>> Begin
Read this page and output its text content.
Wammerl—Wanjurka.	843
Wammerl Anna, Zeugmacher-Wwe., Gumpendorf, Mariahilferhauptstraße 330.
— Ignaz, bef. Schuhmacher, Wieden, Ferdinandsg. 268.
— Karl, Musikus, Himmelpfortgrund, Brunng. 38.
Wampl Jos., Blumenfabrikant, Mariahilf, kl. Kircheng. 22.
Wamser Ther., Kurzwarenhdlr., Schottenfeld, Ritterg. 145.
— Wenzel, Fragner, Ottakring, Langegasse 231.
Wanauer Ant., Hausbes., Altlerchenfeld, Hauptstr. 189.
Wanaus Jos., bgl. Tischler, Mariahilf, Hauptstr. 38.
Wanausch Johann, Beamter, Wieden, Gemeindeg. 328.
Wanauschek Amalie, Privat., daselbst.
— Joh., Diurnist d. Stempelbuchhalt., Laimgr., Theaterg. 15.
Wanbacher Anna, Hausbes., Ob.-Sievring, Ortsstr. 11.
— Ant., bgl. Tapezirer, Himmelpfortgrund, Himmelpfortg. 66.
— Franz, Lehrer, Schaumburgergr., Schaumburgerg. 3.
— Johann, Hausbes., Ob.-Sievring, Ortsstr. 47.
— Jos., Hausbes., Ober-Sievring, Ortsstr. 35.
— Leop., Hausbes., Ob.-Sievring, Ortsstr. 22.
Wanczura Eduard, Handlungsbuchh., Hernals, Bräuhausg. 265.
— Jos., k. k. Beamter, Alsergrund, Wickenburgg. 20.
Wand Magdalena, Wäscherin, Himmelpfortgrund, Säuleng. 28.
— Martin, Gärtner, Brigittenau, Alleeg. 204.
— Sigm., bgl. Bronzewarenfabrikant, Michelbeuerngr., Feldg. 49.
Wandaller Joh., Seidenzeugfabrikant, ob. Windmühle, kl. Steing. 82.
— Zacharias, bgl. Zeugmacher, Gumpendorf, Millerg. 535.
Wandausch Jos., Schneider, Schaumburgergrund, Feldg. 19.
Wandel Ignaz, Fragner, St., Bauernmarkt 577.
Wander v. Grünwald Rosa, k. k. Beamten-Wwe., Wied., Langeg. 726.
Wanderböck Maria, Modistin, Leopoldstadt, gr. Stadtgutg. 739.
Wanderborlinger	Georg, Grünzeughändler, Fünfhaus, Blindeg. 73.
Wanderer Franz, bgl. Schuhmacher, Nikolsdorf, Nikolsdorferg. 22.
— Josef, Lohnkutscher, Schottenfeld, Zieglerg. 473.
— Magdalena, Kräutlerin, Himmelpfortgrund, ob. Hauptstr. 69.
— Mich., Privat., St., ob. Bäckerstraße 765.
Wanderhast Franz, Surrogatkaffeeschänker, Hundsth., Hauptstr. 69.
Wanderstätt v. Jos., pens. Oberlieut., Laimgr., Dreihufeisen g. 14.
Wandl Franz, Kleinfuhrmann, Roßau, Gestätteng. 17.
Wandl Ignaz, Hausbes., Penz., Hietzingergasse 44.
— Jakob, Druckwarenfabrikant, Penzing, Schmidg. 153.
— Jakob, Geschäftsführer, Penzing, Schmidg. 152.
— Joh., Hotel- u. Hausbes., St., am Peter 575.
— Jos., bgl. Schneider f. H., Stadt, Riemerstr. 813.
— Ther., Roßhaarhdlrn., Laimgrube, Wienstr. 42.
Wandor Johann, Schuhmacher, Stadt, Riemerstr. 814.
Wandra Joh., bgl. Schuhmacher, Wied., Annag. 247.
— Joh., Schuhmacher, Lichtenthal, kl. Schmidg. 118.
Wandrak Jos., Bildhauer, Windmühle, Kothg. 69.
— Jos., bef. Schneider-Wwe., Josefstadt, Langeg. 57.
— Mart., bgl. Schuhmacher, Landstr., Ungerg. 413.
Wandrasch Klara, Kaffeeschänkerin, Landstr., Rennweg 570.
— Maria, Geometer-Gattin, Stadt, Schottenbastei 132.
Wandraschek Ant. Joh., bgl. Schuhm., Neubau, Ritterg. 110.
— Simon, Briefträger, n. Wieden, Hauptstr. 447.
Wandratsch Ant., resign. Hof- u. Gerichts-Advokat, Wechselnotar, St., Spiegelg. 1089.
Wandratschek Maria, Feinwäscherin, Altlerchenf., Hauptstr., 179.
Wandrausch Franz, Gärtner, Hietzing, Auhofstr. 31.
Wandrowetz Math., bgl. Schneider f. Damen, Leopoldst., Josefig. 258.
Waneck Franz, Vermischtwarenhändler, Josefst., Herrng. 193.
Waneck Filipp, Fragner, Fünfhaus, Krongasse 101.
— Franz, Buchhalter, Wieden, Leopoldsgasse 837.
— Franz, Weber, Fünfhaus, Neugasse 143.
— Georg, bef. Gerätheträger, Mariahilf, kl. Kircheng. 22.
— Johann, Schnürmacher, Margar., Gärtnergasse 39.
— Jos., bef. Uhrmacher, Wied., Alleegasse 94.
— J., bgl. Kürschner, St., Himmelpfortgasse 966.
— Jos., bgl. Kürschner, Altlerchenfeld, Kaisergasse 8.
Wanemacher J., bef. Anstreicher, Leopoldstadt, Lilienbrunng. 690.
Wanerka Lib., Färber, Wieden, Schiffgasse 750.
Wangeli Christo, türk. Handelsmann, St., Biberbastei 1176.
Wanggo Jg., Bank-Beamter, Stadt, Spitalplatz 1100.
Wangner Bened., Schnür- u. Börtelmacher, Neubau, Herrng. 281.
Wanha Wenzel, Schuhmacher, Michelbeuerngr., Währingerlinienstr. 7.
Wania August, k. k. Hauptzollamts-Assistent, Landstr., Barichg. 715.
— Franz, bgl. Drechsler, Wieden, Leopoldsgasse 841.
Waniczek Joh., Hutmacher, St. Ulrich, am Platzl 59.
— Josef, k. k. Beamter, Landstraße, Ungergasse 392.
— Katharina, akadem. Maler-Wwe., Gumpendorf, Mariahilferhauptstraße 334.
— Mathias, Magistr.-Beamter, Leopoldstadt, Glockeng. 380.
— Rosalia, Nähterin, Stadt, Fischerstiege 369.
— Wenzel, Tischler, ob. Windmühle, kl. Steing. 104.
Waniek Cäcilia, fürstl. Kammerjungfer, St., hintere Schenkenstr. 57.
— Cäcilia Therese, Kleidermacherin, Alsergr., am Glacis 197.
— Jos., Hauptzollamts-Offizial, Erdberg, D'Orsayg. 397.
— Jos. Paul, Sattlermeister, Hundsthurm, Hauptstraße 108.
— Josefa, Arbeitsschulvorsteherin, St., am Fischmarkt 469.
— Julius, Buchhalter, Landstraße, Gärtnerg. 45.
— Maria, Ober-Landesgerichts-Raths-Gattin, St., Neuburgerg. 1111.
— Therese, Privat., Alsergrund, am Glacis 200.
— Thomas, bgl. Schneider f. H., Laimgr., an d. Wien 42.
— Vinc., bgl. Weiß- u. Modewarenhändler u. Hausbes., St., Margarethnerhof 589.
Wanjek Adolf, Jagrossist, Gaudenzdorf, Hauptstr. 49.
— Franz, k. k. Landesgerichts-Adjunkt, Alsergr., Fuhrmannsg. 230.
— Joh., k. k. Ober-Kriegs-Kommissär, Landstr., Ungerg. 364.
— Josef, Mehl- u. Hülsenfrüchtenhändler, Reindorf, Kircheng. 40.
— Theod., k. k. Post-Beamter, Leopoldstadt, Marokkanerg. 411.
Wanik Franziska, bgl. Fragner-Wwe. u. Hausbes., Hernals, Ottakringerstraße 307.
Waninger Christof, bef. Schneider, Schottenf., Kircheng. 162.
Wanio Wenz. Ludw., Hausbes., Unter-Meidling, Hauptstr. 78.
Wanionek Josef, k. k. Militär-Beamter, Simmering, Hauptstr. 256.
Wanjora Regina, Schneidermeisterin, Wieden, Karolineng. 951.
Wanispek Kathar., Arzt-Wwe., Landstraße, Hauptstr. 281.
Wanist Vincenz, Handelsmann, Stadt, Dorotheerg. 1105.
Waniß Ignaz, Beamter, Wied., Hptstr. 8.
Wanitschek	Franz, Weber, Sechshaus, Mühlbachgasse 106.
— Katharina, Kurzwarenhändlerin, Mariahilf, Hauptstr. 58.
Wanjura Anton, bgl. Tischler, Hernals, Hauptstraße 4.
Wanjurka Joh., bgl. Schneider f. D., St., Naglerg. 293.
>> End
* **What needs to be done**
Within the listing above, find every line containing the string "Magdalena" and return it.

* **Right answer**
Wand Magdalena, Wäscherin, Himmelpfortgrund, Säuleng. 28.
— Magdalena, Kräutlerin, Himmelpfortgrund, ob. Hauptstr. 69.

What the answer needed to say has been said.